* BEGIN RECORDS PROVIDED *

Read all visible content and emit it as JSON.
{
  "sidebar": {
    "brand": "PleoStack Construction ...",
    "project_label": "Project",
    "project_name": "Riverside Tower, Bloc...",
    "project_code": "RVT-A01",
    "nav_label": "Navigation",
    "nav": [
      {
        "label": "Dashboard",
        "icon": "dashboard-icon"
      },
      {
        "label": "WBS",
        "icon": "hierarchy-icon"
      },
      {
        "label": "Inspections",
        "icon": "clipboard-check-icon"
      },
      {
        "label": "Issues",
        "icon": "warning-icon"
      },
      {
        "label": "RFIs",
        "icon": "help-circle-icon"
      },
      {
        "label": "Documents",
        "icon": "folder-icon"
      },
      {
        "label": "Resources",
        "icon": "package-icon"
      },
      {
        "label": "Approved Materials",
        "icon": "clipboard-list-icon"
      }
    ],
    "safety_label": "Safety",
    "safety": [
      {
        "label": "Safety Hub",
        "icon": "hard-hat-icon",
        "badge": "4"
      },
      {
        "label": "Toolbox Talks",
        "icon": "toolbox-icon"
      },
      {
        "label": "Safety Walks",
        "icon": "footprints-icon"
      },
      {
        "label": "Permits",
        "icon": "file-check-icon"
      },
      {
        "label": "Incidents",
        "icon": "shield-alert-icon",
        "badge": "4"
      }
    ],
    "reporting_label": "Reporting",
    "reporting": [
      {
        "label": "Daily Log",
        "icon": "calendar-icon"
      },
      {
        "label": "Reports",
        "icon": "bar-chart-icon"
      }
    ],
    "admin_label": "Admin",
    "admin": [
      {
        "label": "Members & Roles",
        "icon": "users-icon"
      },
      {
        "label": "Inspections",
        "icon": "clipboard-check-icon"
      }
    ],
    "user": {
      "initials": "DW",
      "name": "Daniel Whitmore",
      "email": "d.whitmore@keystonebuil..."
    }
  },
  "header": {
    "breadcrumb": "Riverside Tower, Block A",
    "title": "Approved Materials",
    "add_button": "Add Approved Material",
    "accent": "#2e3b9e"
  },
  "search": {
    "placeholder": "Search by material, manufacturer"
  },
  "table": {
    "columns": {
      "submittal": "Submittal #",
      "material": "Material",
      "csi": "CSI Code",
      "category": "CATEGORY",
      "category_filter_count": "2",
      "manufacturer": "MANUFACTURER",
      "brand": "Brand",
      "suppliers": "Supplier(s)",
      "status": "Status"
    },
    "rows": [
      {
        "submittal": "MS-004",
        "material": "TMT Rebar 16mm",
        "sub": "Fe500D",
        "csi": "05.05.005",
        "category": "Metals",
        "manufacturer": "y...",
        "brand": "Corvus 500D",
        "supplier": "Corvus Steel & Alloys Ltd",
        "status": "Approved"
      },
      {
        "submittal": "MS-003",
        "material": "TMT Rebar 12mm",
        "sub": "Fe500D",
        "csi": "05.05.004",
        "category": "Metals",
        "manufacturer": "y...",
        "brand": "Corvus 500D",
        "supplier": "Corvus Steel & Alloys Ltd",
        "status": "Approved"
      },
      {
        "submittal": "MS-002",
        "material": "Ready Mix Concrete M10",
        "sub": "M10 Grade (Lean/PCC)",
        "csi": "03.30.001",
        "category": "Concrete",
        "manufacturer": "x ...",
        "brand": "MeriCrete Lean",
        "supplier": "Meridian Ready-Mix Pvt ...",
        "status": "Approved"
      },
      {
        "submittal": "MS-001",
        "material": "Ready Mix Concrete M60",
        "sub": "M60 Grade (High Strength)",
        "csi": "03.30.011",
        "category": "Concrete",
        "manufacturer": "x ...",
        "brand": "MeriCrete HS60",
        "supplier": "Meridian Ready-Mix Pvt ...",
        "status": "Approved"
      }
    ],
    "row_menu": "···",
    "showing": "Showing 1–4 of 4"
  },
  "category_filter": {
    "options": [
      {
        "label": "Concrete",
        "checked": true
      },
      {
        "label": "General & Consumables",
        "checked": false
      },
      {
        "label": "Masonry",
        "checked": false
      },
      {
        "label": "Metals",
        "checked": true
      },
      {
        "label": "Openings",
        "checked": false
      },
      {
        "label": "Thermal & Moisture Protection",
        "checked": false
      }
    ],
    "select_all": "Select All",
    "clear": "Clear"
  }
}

* END RECORDS PROVIDED *

__AIM__: Show each line in the entries that holds the string "Riverside".

__CORRECT RESULT__:
    "project_name": "Riverside Tower, Bloc...",
    "breadcrumb": "Riverside Tower, Block A",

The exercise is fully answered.